**** Dataset excerpts ****
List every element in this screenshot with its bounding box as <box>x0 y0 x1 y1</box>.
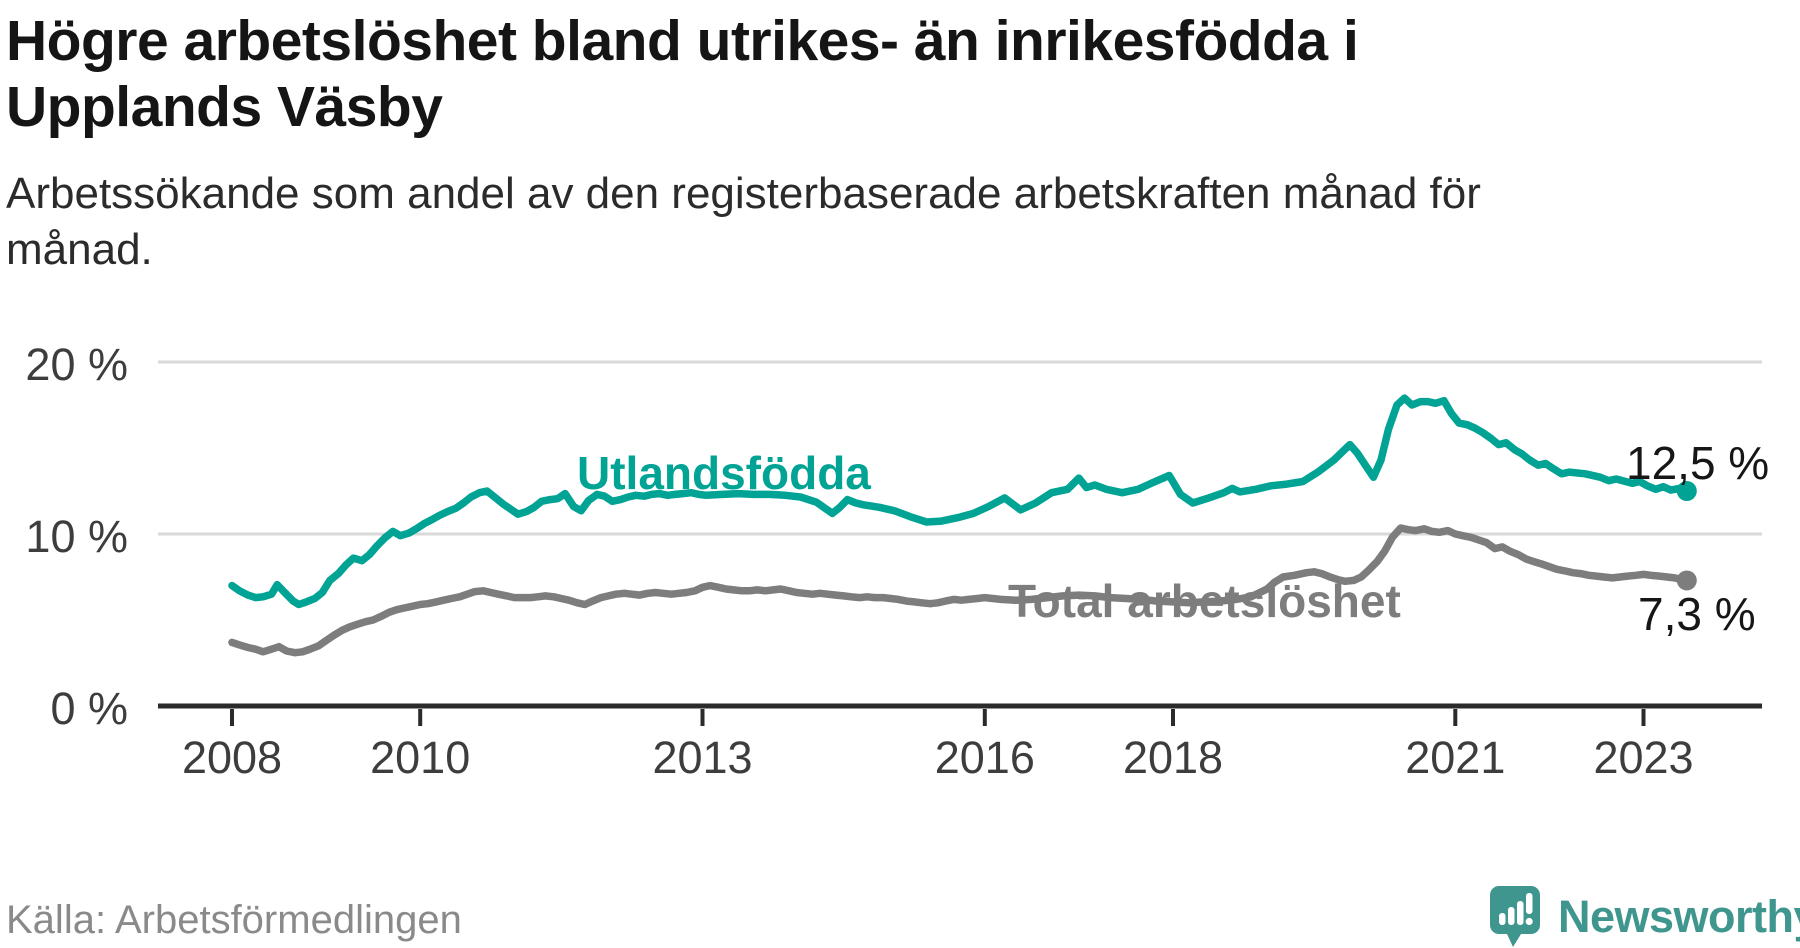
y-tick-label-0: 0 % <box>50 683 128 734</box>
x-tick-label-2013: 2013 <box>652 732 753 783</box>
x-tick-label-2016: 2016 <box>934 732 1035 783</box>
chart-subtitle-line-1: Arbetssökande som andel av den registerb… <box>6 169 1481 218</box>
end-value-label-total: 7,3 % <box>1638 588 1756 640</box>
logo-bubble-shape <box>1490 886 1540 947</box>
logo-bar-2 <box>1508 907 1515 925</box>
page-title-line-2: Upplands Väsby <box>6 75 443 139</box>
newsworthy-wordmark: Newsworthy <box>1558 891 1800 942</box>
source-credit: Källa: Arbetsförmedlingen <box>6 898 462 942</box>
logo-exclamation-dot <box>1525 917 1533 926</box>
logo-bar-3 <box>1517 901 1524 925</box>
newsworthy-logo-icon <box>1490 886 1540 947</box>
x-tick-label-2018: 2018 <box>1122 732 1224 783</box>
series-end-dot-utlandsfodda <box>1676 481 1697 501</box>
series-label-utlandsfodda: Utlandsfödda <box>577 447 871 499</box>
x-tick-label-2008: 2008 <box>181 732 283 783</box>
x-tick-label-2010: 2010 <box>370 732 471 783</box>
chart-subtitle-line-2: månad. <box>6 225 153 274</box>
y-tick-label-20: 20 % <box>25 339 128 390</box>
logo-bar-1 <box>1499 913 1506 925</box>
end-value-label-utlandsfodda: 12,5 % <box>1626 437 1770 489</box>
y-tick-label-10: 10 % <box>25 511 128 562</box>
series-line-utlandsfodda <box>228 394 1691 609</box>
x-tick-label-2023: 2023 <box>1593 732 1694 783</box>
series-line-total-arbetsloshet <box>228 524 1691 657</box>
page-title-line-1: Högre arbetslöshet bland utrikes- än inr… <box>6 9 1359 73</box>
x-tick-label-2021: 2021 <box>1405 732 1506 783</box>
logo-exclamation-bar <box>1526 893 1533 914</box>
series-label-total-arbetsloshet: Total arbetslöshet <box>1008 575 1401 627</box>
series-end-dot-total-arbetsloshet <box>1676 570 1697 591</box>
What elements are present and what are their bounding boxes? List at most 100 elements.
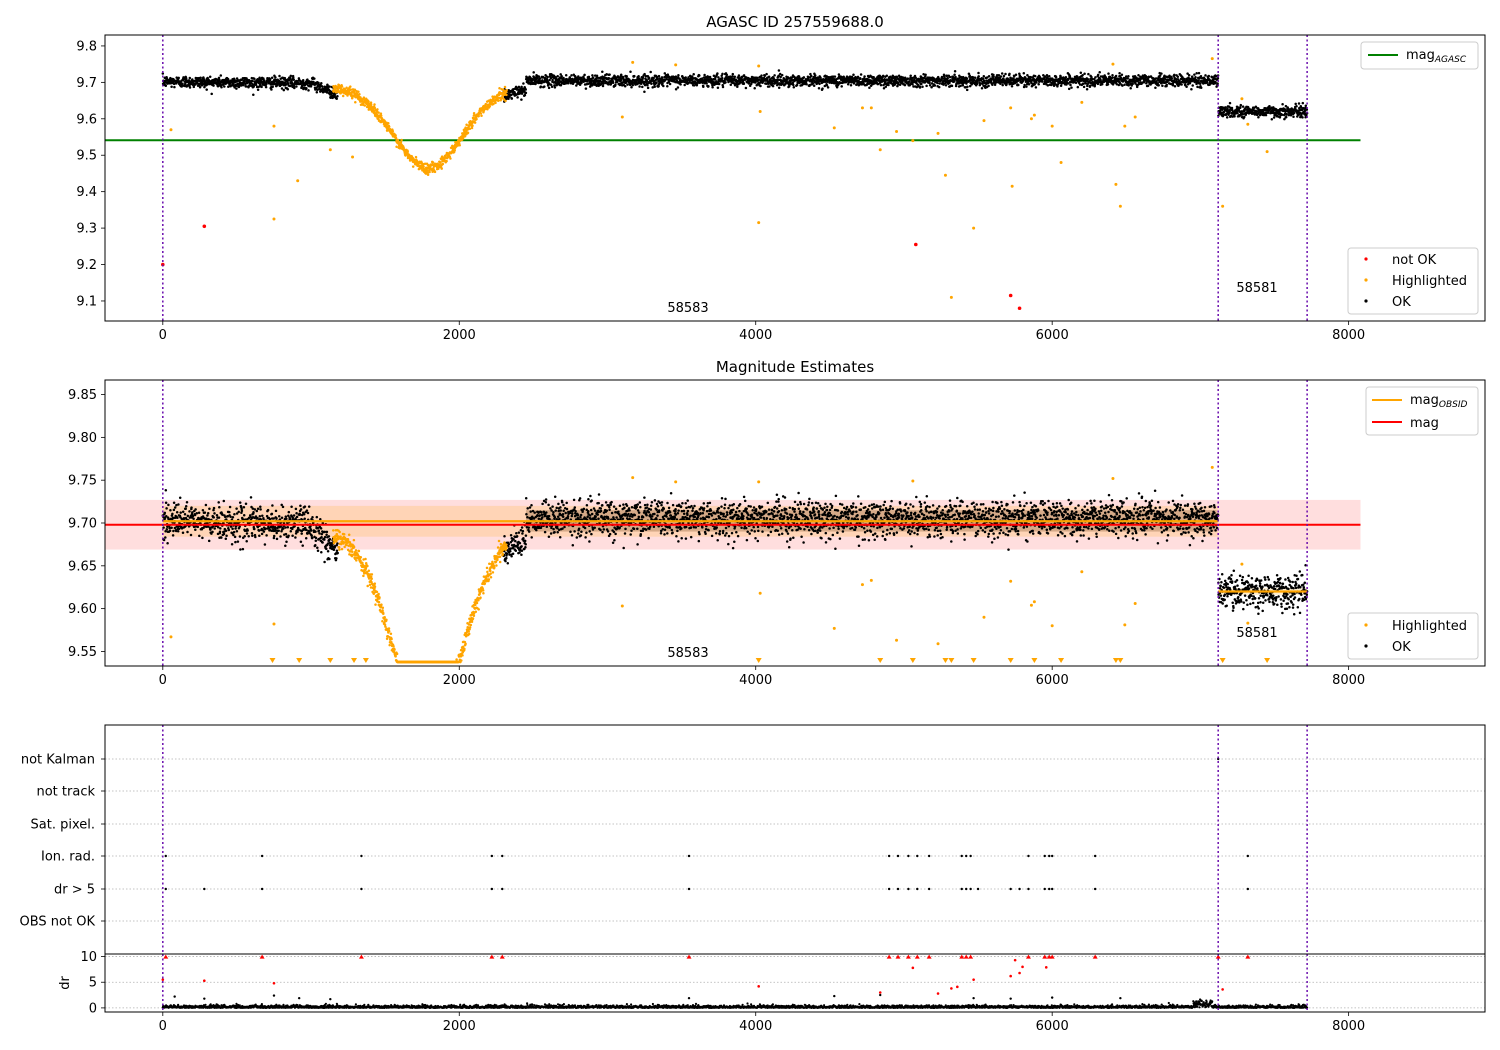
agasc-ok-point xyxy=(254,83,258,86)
****
> Task to complete
Switch every "bounding" in the material above to "enclosing", changing nothing else, and leave the pictures out of the result.

> Answer for the task
List every element in this screenshot with its enclosing box as <box>x0 y0 x1 y1</box>.
y-tick-label-0: 0 % <box>50 683 128 734</box>
x-tick-label-2013: 2013 <box>652 732 753 783</box>
x-tick-label-2016: 2016 <box>934 732 1035 783</box>
chart-subtitle-line-1: Arbetssökande som andel av den registerb… <box>6 169 1481 218</box>
end-value-label-total: 7,3 % <box>1638 588 1756 640</box>
logo-bubble-shape <box>1490 886 1540 947</box>
logo-bar-2 <box>1508 907 1515 925</box>
page-title-line-2: Upplands Väsby <box>6 75 443 139</box>
newsworthy-wordmark: Newsworthy <box>1558 891 1800 942</box>
source-credit: Källa: Arbetsförmedlingen <box>6 898 462 942</box>
logo-exclamation-dot <box>1525 917 1533 926</box>
logo-bar-3 <box>1517 901 1524 925</box>
newsworthy-logo-icon <box>1490 886 1540 947</box>
x-tick-label-2018: 2018 <box>1122 732 1224 783</box>
series-end-dot-utlandsfodda <box>1676 481 1697 501</box>
series-label-utlandsfodda: Utlandsfödda <box>577 447 871 499</box>
x-tick-label-2008: 2008 <box>181 732 283 783</box>
x-tick-label-2010: 2010 <box>370 732 471 783</box>
chart-subtitle-line-2: månad. <box>6 225 153 274</box>
y-tick-label-20: 20 % <box>25 339 128 390</box>
logo-bar-1 <box>1499 913 1506 925</box>
end-value-label-utlandsfodda: 12,5 % <box>1626 437 1770 489</box>
y-tick-label-10: 10 % <box>25 511 128 562</box>
series-line-utlandsfodda <box>228 394 1691 609</box>
x-tick-label-2023: 2023 <box>1593 732 1694 783</box>
series-line-total-arbetsloshet <box>228 524 1691 657</box>
page-title-line-1: Högre arbetslöshet bland utrikes- än inr… <box>6 9 1359 73</box>
x-tick-label-2021: 2021 <box>1405 732 1506 783</box>
logo-exclamation-bar <box>1526 893 1533 914</box>
series-label-total-arbetsloshet: Total arbetslöshet <box>1008 575 1401 627</box>
series-end-dot-total-arbetsloshet <box>1676 570 1697 591</box>
What elements are present and what are their enclosing boxes? List at most 100 elements.
agasc-ok-point xyxy=(254,83,258,86)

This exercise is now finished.